■ **EXTRACTED DATA**:
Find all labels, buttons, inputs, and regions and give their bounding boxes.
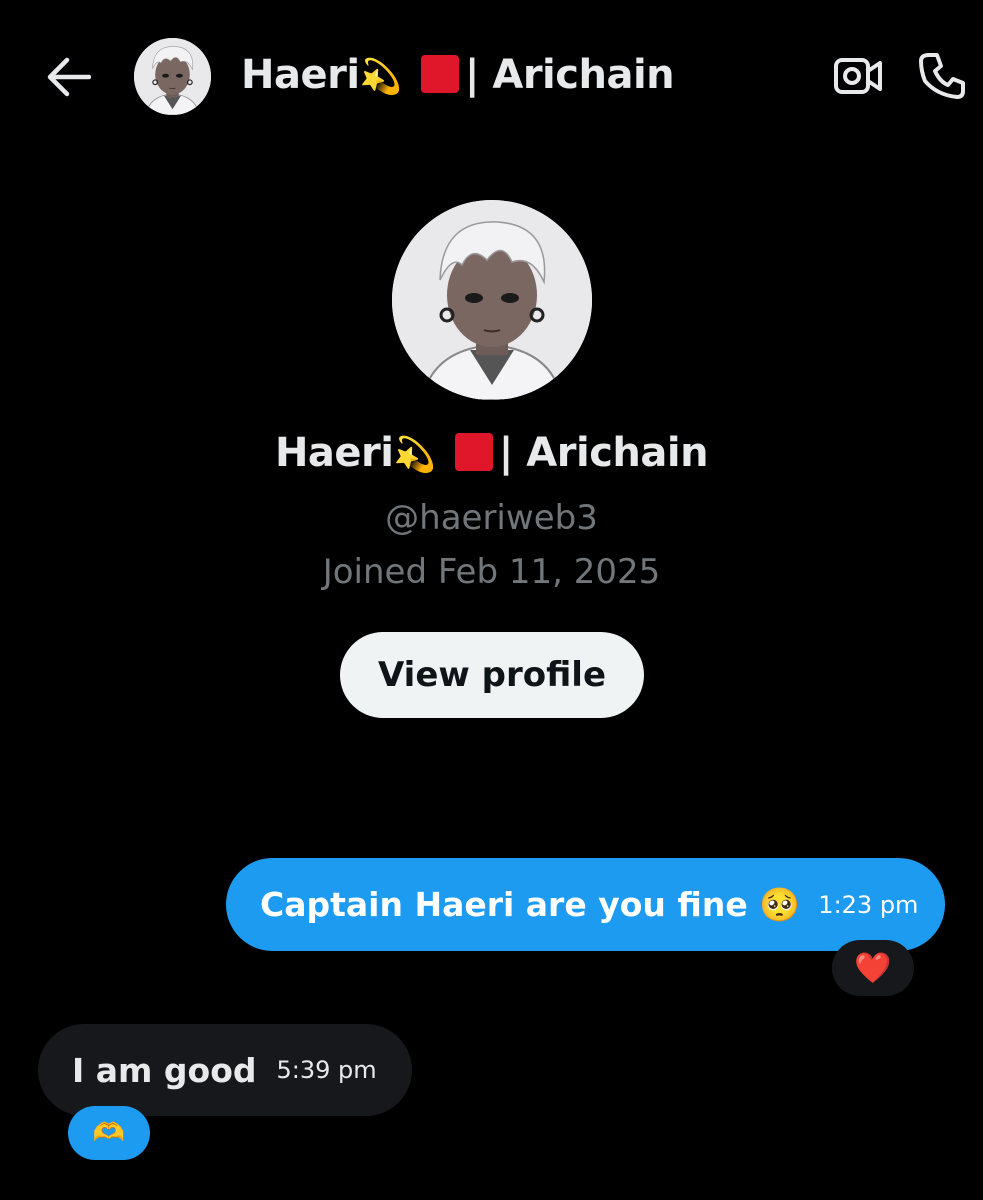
message-bubble-outgoing[interactable]: Captain Haeri are you fine 🥺 1:23 pm: [226, 858, 945, 951]
arrow-left-icon: [47, 57, 91, 97]
red-square-emoji: [454, 433, 493, 471]
video-call-button[interactable]: [828, 50, 888, 102]
header-title[interactable]: Haeri💫 | Arichain: [241, 52, 675, 98]
message-text: I am good: [72, 1050, 257, 1090]
message-reaction[interactable]: 🫶: [68, 1106, 150, 1160]
pleading-face-emoji: 🥺: [759, 884, 801, 924]
back-button[interactable]: [40, 52, 96, 102]
message-text-content: Captain Haeri are you fine: [260, 884, 748, 924]
profile-joined-date: Joined Feb 11, 2025: [322, 552, 661, 592]
heart-hands-emoji: 🫶: [92, 1118, 126, 1148]
red-square-emoji: [420, 55, 459, 93]
star-emoji: 💫: [359, 57, 402, 97]
header-avatar[interactable]: [134, 38, 211, 115]
avatar-image: [392, 200, 592, 400]
message-timestamp: 5:39 pm: [276, 1056, 377, 1084]
profile-display-name: Haeri: [274, 430, 394, 476]
voice-call-button[interactable]: [912, 48, 972, 104]
view-profile-button[interactable]: View profile: [340, 632, 644, 718]
profile-avatar[interactable]: [392, 200, 592, 400]
header-name-suffix: | Arichain: [464, 52, 675, 98]
message-timestamp: 1:23 pm: [818, 890, 919, 919]
message-text: Captain Haeri are you fine 🥺: [260, 885, 800, 925]
profile-name-suffix: | Arichain: [498, 430, 709, 476]
star-emoji: 💫: [393, 435, 436, 475]
video-camera-icon: [834, 58, 882, 94]
phone-icon: [919, 53, 965, 99]
profile-handle: @haeriweb3: [385, 498, 598, 538]
dm-conversation-screen: Haeri💫 | Arichain Haeri💫 | Arichain @hae…: [0, 0, 983, 1200]
avatar-image: [134, 38, 211, 115]
heart-emoji: ❤️: [854, 950, 892, 986]
conversation-header: Haeri💫 | Arichain: [0, 0, 983, 160]
message-bubble-incoming[interactable]: I am good 5:39 pm: [38, 1024, 412, 1116]
message-reaction[interactable]: ❤️: [832, 940, 914, 996]
profile-name: Haeri💫 | Arichain: [0, 430, 983, 476]
header-name: Haeri: [241, 52, 360, 98]
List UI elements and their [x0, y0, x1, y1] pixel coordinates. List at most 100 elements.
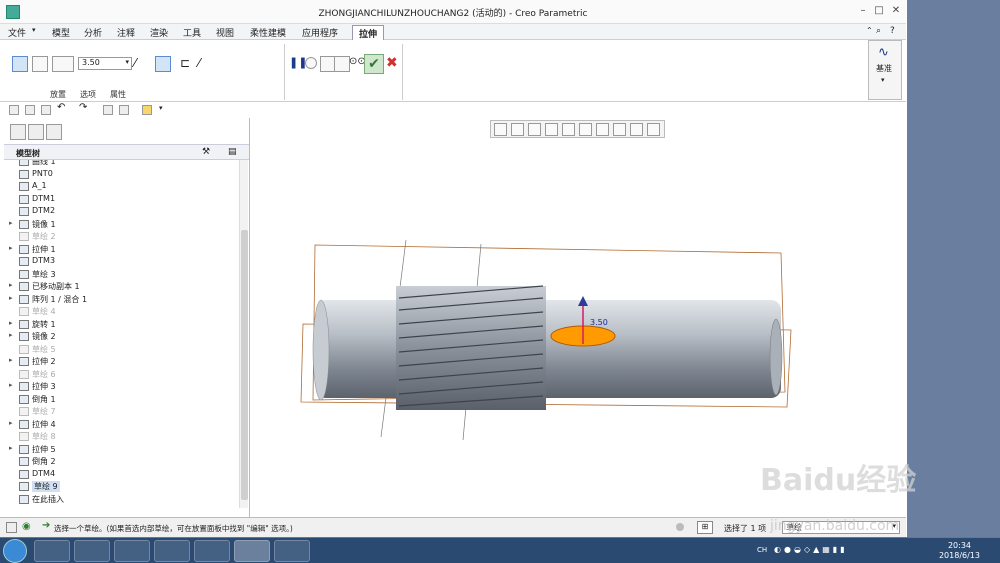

■ **WHAT YOU ARE ASKED TO DO**:
Copy every line in the rows above word for word, leaving out the pictures.

■ **OUTPUT OF THE EXERCISE**:
Find all labels, buttons, inputs, and regions and give their bounding boxes.
message-bubble-outgoing[interactable]: Captain Haeri are you fine 🥺 1:23 pm: [226, 858, 945, 951]
arrow-left-icon: [47, 57, 91, 97]
red-square-emoji: [454, 433, 493, 471]
video-call-button[interactable]: [828, 50, 888, 102]
header-title[interactable]: Haeri💫 | Arichain: [241, 52, 675, 98]
message-text: I am good: [72, 1050, 257, 1090]
message-reaction[interactable]: 🫶: [68, 1106, 150, 1160]
pleading-face-emoji: 🥺: [759, 884, 801, 924]
back-button[interactable]: [40, 52, 96, 102]
message-text-content: Captain Haeri are you fine: [260, 884, 748, 924]
profile-joined-date: Joined Feb 11, 2025: [322, 552, 661, 592]
heart-hands-emoji: 🫶: [92, 1118, 126, 1148]
red-square-emoji: [420, 55, 459, 93]
star-emoji: 💫: [359, 57, 402, 97]
header-avatar[interactable]: [134, 38, 211, 115]
avatar-image: [392, 200, 592, 400]
message-timestamp: 5:39 pm: [276, 1056, 377, 1084]
profile-display-name: Haeri: [274, 430, 394, 476]
voice-call-button[interactable]: [912, 48, 972, 104]
view-profile-button[interactable]: View profile: [340, 632, 644, 718]
profile-avatar[interactable]: [392, 200, 592, 400]
header-name-suffix: | Arichain: [464, 52, 675, 98]
message-timestamp: 1:23 pm: [818, 890, 919, 919]
message-text: Captain Haeri are you fine 🥺: [260, 885, 800, 925]
profile-name-suffix: | Arichain: [498, 430, 709, 476]
star-emoji: 💫: [393, 435, 436, 475]
video-camera-icon: [834, 58, 882, 94]
phone-icon: [919, 53, 965, 99]
profile-handle: @haeriweb3: [385, 498, 598, 538]
dm-conversation-screen: Haeri💫 | Arichain Haeri💫 | Arichain @hae…: [0, 0, 983, 1200]
avatar-image: [134, 38, 211, 115]
heart-emoji: ❤️: [854, 950, 892, 986]
conversation-header: Haeri💫 | Arichain: [0, 0, 983, 160]
message-bubble-incoming[interactable]: I am good 5:39 pm: [38, 1024, 412, 1116]
message-reaction[interactable]: ❤️: [832, 940, 914, 996]
profile-name: Haeri💫 | Arichain: [0, 430, 983, 476]
header-name: Haeri: [241, 52, 360, 98]
List UI elements and their [x0, y0, x1, y1] pixel coordinates. List at most 100 elements.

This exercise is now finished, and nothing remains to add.